■ **Instructions to follow**
Return every line of the records below verbatim, with nothing added, dropped, or changed.

■ **Records for the task**

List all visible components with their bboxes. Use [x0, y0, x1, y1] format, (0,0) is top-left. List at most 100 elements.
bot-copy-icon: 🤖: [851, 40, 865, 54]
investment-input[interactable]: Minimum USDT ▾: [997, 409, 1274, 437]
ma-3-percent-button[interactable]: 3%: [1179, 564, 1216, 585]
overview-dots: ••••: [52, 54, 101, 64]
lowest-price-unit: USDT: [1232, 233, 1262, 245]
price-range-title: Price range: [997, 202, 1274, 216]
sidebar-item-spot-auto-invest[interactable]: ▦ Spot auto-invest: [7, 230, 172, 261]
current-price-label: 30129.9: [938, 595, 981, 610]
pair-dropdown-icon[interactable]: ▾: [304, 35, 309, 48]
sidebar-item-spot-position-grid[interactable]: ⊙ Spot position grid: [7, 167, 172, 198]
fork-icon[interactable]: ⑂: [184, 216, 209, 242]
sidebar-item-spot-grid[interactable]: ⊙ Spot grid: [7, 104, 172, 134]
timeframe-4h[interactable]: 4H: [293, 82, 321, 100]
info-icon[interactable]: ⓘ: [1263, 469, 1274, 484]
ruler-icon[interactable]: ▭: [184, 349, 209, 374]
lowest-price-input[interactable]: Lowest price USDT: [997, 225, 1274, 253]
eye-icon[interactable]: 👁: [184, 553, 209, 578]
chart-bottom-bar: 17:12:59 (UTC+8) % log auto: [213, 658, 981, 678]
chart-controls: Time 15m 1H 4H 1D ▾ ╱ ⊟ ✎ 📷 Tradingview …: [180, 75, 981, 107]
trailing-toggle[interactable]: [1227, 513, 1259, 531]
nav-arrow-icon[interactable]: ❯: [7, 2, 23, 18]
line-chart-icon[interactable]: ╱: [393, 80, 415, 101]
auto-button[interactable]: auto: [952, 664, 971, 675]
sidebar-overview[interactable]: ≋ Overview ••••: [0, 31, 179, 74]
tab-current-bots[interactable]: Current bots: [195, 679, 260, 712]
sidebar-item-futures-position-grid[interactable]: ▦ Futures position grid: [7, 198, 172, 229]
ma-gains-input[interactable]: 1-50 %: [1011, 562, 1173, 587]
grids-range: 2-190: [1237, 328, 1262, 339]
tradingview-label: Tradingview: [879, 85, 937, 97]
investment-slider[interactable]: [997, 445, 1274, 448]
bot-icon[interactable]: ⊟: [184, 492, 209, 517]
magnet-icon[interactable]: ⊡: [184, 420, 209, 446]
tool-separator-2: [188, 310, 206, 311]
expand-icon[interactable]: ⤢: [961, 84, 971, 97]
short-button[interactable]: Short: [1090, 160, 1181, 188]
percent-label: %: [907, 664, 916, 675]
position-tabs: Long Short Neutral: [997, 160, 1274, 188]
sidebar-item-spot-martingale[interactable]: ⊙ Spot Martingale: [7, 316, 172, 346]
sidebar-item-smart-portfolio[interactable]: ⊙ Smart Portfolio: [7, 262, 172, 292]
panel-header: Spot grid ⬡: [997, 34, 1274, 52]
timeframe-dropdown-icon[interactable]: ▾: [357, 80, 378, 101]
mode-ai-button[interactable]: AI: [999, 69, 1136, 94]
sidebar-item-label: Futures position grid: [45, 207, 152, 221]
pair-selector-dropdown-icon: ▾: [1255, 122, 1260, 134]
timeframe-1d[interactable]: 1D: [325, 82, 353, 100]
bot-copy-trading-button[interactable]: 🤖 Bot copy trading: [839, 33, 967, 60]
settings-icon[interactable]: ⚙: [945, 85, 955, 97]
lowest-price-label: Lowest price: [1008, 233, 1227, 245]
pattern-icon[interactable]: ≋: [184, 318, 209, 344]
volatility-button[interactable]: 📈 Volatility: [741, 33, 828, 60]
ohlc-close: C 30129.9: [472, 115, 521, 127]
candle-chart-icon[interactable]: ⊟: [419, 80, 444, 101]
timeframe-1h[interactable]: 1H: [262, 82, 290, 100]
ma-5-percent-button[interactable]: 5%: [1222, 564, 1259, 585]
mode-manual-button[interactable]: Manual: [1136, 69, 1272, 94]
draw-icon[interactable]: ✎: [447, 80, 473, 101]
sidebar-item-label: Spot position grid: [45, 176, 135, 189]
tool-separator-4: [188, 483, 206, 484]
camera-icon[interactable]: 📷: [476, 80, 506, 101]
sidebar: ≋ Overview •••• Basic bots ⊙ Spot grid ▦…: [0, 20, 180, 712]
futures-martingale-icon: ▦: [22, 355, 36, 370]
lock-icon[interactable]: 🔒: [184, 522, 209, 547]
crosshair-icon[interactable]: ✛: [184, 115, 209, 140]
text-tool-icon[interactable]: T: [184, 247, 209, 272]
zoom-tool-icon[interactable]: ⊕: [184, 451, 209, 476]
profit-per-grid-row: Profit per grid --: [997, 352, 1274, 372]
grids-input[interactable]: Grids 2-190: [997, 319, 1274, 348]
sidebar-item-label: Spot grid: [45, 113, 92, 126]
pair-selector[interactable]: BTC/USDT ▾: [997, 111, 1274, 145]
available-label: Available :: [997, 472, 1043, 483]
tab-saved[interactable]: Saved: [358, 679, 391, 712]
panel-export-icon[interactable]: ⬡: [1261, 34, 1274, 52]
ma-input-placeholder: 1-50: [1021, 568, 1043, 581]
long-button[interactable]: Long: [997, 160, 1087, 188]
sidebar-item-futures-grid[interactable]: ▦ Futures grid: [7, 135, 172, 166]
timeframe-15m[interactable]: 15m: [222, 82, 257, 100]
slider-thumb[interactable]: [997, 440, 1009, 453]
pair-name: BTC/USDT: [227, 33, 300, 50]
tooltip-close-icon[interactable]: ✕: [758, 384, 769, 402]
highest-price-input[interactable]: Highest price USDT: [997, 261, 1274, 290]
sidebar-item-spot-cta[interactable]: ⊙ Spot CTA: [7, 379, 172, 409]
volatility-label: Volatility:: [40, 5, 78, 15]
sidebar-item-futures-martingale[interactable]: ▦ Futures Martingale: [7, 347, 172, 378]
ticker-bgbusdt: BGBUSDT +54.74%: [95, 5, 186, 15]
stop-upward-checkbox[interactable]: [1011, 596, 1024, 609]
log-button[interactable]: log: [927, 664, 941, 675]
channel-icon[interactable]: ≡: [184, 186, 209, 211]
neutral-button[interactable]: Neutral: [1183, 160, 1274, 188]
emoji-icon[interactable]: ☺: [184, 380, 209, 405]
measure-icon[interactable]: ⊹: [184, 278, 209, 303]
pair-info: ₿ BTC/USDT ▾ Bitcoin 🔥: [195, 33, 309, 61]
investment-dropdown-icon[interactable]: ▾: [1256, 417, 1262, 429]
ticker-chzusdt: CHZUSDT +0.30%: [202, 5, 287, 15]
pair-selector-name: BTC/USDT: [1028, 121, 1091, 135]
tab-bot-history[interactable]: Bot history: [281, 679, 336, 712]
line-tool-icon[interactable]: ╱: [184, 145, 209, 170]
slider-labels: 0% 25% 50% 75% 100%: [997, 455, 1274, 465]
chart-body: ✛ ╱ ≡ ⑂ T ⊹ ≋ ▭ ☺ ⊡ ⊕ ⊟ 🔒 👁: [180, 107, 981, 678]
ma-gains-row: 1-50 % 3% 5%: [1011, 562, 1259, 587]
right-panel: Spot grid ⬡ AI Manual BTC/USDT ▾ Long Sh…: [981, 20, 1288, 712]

■ **Finished answer**
List all visible components with their bboxes. Use [x0, y0, x1, y1] format, (0,0) is top-left. List at most 100 elements.
bot-copy-icon: 🤖: [851, 40, 865, 54]
investment-input[interactable]: Minimum USDT ▾: [997, 409, 1274, 437]
ma-3-percent-button[interactable]: 3%: [1179, 564, 1216, 585]
overview-dots: ••••: [52, 54, 101, 64]
lowest-price-unit: USDT: [1232, 233, 1262, 245]
price-range-title: Price range: [997, 202, 1274, 216]
sidebar-item-spot-auto-invest[interactable]: ▦ Spot auto-invest: [7, 230, 172, 261]
current-price-label: 30129.9: [938, 595, 981, 610]
pair-dropdown-icon[interactable]: ▾: [304, 35, 309, 48]
sidebar-item-spot-position-grid[interactable]: ⊙ Spot position grid: [7, 167, 172, 198]
fork-icon[interactable]: ⑂: [184, 216, 209, 242]
sidebar-item-spot-grid[interactable]: ⊙ Spot grid: [7, 104, 172, 134]
timeframe-4h[interactable]: 4H: [293, 82, 321, 100]
info-icon[interactable]: ⓘ: [1263, 469, 1274, 484]
ruler-icon[interactable]: ▭: [184, 349, 209, 374]
lowest-price-input[interactable]: Lowest price USDT: [997, 225, 1274, 253]
eye-icon[interactable]: 👁: [184, 553, 209, 578]
chart-bottom-bar: 17:12:59 (UTC+8) % log auto: [213, 658, 981, 678]
chart-controls: Time 15m 1H 4H 1D ▾ ╱ ⊟ ✎ 📷 Tradingview …: [180, 75, 981, 107]
trailing-toggle[interactable]: [1227, 513, 1259, 531]
nav-arrow-icon[interactable]: ❯: [7, 2, 23, 18]
line-chart-icon[interactable]: ╱: [393, 80, 415, 101]
auto-button[interactable]: auto: [952, 664, 971, 675]
sidebar-overview[interactable]: ≋ Overview ••••: [0, 31, 179, 74]
tab-current-bots[interactable]: Current bots: [195, 679, 260, 712]
sidebar-item-futures-position-grid[interactable]: ▦ Futures position grid: [7, 198, 172, 229]
ma-gains-input[interactable]: 1-50 %: [1011, 562, 1173, 587]
grids-range: 2-190: [1237, 328, 1262, 339]
tradingview-label: Tradingview: [879, 85, 937, 97]
investment-slider[interactable]: [997, 445, 1274, 448]
bot-icon[interactable]: ⊟: [184, 492, 209, 517]
magnet-icon[interactable]: ⊡: [184, 420, 209, 446]
tool-separator-2: [188, 310, 206, 311]
expand-icon[interactable]: ⤢: [961, 84, 971, 97]
short-button[interactable]: Short: [1090, 160, 1181, 188]
percent-label: %: [907, 664, 916, 675]
position-tabs: Long Short Neutral: [997, 160, 1274, 188]
sidebar-item-spot-martingale[interactable]: ⊙ Spot Martingale: [7, 316, 172, 346]
sidebar-item-smart-portfolio[interactable]: ⊙ Smart Portfolio: [7, 262, 172, 292]
panel-header: Spot grid ⬡: [997, 34, 1274, 52]
timeframe-dropdown-icon[interactable]: ▾: [357, 80, 378, 101]
mode-ai-button[interactable]: AI: [999, 69, 1136, 94]
sidebar-item-label: Futures position grid: [45, 207, 152, 221]
pair-selector-dropdown-icon: ▾: [1255, 122, 1260, 134]
timeframe-1d[interactable]: 1D: [325, 82, 353, 100]
bot-copy-trading-button[interactable]: 🤖 Bot copy trading: [839, 33, 967, 60]
settings-icon[interactable]: ⚙: [945, 85, 955, 97]
lowest-price-label: Lowest price: [1008, 233, 1227, 245]
pattern-icon[interactable]: ≋: [184, 318, 209, 344]
volatility-button[interactable]: 📈 Volatility: [741, 33, 828, 60]
ohlc-close: C 30129.9: [472, 115, 521, 127]
candle-chart-icon[interactable]: ⊟: [419, 80, 444, 101]
timeframe-1h[interactable]: 1H: [262, 82, 290, 100]
ma-5-percent-button[interactable]: 5%: [1222, 564, 1259, 585]
mode-manual-button[interactable]: Manual: [1136, 69, 1272, 94]
draw-icon[interactable]: ✎: [447, 80, 473, 101]
sidebar-item-label: Spot position grid: [45, 176, 135, 189]
tool-separator-4: [188, 483, 206, 484]
camera-icon[interactable]: 📷: [476, 80, 506, 101]
sidebar: ≋ Overview •••• Basic bots ⊙ Spot grid ▦…: [0, 20, 180, 712]
futures-martingale-icon: ▦: [22, 355, 36, 370]
lock-icon[interactable]: 🔒: [184, 522, 209, 547]
crosshair-icon[interactable]: ✛: [184, 115, 209, 140]
text-tool-icon[interactable]: T: [184, 247, 209, 272]
zoom-tool-icon[interactable]: ⊕: [184, 451, 209, 476]
profit-per-grid-row: Profit per grid --: [997, 352, 1274, 372]
grids-input[interactable]: Grids 2-190: [997, 319, 1274, 348]
sidebar-item-label: Spot grid: [45, 113, 92, 126]
pair-selector[interactable]: BTC/USDT ▾: [997, 111, 1274, 145]
available-label: Available :: [997, 472, 1043, 483]
tab-saved[interactable]: Saved: [358, 679, 391, 712]
panel-export-icon[interactable]: ⬡: [1261, 34, 1274, 52]
ma-input-placeholder: 1-50: [1021, 568, 1043, 581]
long-button[interactable]: Long: [997, 160, 1087, 188]
sidebar-item-futures-grid[interactable]: ▦ Futures grid: [7, 135, 172, 166]
timeframe-15m[interactable]: 15m: [222, 82, 257, 100]
slider-thumb[interactable]: [997, 440, 1009, 453]
pair-name: BTC/USDT: [227, 33, 300, 50]
tooltip-close-icon[interactable]: ✕: [758, 384, 769, 402]
highest-price-input[interactable]: Highest price USDT: [997, 261, 1274, 290]
sidebar-item-spot-cta[interactable]: ⊙ Spot CTA: [7, 379, 172, 409]
volatility-label: Volatility:: [40, 5, 78, 15]
sidebar-item-futures-martingale[interactable]: ▦ Futures Martingale: [7, 347, 172, 378]
ticker-bgbusdt: BGBUSDT +54.74%: [95, 5, 186, 15]
stop-upward-checkbox[interactable]: [1011, 596, 1024, 609]
log-button[interactable]: log: [927, 664, 941, 675]
channel-icon[interactable]: ≡: [184, 186, 209, 211]
neutral-button[interactable]: Neutral: [1183, 160, 1274, 188]
emoji-icon[interactable]: ☺: [184, 380, 209, 405]
measure-icon[interactable]: ⊹: [184, 278, 209, 303]
pair-info: ₿ BTC/USDT ▾ Bitcoin 🔥: [195, 33, 309, 61]
investment-dropdown-icon[interactable]: ▾: [1256, 417, 1262, 429]
ticker-chzusdt: CHZUSDT +0.30%: [202, 5, 287, 15]
pair-selector-name: BTC/USDT: [1028, 121, 1091, 135]
tab-bot-history[interactable]: Bot history: [281, 679, 336, 712]
line-tool-icon[interactable]: ╱: [184, 145, 209, 170]
slider-labels: 0% 25% 50% 75% 100%: [997, 455, 1274, 465]
chart-body: ✛ ╱ ≡ ⑂ T ⊹ ≋ ▭ ☺ ⊡ ⊕ ⊟ 🔒 👁: [180, 107, 981, 678]
ma-gains-row: 1-50 % 3% 5%: [1011, 562, 1259, 587]
right-panel: Spot grid ⬡ AI Manual BTC/USDT ▾ Long Sh…: [981, 20, 1288, 712]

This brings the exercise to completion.